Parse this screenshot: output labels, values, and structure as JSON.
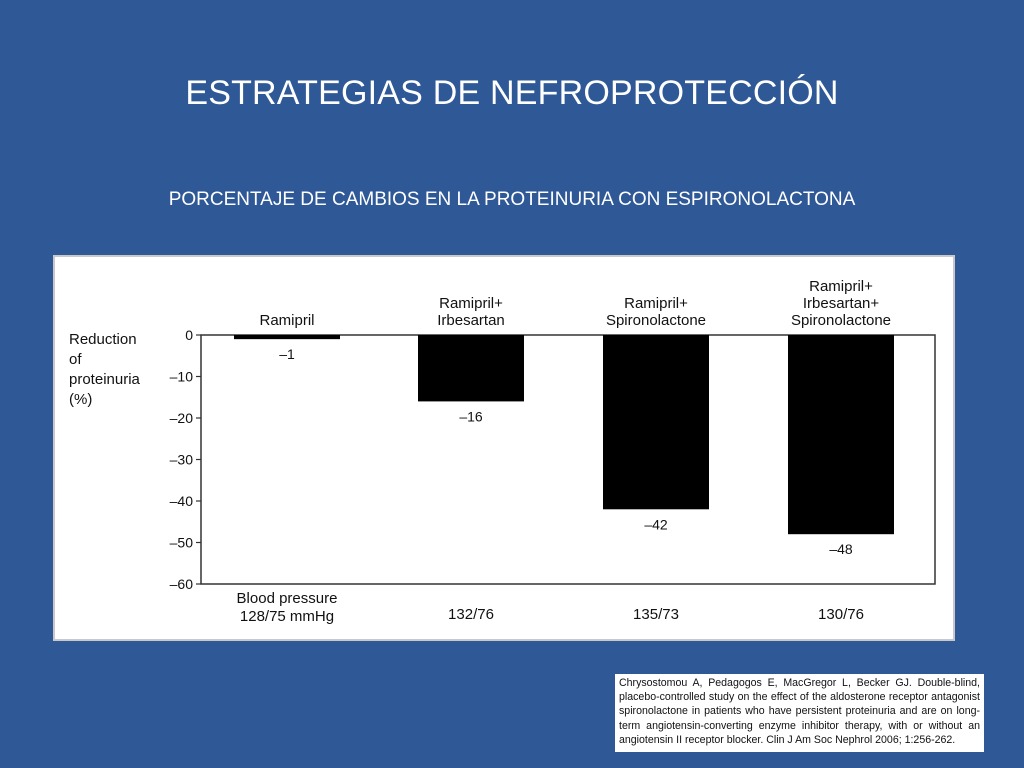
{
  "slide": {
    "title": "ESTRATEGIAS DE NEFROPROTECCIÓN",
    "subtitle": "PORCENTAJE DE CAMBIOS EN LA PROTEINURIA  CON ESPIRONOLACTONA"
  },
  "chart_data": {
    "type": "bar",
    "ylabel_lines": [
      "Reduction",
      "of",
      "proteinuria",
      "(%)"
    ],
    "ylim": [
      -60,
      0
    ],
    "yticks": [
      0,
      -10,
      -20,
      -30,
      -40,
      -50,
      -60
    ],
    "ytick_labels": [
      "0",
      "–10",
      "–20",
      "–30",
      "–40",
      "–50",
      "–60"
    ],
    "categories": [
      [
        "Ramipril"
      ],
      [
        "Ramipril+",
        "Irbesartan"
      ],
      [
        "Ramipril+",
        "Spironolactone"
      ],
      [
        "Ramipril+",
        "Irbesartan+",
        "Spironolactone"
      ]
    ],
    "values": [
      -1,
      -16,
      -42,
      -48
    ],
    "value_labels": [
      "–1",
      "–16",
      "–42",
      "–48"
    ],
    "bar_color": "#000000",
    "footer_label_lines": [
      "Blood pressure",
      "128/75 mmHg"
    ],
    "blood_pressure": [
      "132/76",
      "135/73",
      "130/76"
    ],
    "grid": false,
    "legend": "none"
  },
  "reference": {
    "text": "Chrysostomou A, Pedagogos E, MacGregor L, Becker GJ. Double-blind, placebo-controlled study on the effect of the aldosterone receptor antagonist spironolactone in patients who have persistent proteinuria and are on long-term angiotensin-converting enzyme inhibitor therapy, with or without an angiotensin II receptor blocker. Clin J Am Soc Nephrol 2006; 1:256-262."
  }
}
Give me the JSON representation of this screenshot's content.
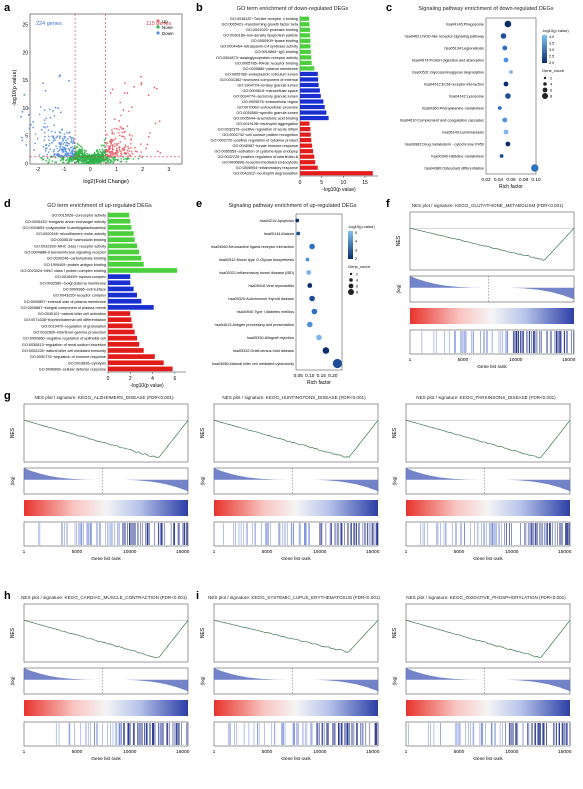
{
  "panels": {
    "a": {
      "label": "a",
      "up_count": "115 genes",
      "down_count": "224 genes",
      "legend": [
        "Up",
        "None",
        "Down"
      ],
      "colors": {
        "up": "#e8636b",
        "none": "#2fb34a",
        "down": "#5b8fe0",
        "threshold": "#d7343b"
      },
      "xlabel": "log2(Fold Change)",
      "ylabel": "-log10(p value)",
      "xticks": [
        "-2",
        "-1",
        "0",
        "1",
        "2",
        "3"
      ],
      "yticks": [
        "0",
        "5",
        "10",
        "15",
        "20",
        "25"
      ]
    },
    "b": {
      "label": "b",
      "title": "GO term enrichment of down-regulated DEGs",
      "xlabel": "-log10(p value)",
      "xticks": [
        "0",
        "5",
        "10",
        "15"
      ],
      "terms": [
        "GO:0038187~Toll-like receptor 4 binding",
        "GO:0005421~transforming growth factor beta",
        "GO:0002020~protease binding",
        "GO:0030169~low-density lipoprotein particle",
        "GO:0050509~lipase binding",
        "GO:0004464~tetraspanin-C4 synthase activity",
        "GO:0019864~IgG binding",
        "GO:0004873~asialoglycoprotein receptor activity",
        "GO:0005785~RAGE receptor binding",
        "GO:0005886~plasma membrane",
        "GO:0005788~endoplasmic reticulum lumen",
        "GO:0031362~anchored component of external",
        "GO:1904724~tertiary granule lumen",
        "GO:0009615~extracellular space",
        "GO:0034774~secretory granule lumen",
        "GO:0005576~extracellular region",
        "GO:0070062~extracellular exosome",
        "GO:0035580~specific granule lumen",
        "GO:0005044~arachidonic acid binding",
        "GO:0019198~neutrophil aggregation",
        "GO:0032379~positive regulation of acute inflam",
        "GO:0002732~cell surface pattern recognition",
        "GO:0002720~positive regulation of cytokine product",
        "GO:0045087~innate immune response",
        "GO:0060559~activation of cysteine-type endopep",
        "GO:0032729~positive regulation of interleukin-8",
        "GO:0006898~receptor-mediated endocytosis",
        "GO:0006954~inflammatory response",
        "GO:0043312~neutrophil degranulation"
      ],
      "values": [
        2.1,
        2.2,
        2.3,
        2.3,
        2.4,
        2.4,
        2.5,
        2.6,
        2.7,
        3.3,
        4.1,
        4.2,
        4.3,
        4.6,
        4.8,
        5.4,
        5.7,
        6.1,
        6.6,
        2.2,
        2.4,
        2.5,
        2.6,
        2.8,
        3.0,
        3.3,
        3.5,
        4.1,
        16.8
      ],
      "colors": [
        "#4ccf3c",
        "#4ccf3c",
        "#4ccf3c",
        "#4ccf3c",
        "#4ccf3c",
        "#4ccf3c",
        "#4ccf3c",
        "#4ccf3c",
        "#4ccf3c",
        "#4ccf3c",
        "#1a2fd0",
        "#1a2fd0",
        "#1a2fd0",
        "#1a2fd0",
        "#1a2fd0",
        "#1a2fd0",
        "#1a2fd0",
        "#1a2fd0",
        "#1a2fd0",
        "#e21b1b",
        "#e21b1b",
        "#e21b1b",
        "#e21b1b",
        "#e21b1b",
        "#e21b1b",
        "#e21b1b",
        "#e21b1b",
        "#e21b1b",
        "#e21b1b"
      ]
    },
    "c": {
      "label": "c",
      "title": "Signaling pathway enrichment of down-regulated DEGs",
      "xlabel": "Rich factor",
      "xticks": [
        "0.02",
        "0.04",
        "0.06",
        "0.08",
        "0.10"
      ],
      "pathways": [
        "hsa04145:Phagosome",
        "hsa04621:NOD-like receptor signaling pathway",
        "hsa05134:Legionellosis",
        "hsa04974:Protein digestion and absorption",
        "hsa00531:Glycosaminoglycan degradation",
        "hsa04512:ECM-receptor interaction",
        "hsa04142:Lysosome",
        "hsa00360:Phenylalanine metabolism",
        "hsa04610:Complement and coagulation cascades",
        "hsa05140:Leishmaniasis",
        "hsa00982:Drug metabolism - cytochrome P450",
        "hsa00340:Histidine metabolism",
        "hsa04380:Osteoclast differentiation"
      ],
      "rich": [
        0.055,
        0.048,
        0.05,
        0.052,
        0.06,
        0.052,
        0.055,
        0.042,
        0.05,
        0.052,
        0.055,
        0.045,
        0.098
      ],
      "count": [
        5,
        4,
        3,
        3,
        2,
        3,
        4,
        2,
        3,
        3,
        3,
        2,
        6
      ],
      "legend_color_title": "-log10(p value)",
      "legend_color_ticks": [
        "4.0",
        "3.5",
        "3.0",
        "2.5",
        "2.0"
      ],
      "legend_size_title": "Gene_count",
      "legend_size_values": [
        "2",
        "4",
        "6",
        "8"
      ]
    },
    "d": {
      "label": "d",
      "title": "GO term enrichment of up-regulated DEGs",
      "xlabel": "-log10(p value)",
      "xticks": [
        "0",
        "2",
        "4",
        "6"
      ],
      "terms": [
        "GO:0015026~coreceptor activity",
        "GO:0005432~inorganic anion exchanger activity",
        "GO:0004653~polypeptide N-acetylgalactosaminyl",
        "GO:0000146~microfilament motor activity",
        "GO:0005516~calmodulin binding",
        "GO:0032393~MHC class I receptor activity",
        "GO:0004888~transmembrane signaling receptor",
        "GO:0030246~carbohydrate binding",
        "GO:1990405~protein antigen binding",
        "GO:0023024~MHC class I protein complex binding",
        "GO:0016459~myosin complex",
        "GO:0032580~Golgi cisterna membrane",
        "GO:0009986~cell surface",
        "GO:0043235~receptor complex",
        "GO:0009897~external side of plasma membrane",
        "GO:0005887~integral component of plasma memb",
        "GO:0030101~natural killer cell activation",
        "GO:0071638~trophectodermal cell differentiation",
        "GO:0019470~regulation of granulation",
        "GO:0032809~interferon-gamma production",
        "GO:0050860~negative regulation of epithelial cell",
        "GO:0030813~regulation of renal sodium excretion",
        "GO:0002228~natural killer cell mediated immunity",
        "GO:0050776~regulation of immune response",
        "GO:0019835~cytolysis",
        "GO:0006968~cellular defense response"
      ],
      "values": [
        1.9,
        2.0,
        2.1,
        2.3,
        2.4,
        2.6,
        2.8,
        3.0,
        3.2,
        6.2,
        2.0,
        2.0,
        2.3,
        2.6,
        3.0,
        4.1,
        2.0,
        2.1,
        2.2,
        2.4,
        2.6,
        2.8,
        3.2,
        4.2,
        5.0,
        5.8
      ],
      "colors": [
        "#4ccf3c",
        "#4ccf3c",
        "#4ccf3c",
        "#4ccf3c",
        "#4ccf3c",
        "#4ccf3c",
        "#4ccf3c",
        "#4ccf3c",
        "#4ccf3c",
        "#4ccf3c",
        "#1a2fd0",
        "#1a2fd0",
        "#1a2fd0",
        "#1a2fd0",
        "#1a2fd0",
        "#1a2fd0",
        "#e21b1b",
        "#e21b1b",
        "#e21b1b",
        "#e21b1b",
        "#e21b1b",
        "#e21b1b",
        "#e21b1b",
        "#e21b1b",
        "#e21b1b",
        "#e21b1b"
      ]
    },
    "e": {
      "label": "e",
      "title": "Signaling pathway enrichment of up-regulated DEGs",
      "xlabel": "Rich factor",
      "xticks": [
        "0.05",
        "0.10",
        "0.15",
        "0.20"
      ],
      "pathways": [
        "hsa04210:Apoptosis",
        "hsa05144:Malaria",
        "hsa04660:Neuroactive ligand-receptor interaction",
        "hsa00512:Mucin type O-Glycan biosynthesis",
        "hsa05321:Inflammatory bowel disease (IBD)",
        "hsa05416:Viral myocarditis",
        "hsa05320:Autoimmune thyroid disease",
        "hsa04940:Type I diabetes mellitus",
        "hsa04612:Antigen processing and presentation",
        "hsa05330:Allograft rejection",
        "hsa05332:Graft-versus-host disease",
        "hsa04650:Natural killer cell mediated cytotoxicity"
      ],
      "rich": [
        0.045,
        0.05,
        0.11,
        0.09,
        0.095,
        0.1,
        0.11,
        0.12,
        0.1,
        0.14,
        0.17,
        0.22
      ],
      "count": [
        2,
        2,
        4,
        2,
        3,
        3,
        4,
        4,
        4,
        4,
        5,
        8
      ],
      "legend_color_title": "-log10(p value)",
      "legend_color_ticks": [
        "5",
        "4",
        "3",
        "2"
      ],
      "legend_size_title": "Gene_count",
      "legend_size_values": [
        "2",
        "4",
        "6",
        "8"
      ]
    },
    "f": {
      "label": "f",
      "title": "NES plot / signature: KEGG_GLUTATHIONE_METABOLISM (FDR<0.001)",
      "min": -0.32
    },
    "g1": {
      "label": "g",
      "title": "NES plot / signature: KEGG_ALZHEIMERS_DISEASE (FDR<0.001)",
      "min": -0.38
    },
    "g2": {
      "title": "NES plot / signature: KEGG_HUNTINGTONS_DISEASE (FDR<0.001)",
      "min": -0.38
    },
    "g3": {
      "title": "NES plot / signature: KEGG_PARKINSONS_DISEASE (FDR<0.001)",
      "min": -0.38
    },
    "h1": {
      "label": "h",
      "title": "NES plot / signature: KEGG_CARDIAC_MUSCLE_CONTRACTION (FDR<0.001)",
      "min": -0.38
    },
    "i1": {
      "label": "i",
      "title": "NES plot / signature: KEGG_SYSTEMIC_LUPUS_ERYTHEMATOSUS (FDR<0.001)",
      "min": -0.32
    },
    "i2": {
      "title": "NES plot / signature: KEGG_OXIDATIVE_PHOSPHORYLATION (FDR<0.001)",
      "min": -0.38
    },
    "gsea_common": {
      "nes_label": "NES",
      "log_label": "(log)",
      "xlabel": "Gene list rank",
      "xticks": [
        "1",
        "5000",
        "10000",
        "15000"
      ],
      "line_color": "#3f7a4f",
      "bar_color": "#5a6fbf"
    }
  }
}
########
§ **Exercise prompt**:
Identify the lines in the entries above that contain "surface", then copy them out.

§ **Output for this exercise**:
        "GO:0002732~cell surface pattern recognition",
        "GO:0009986~cell surface",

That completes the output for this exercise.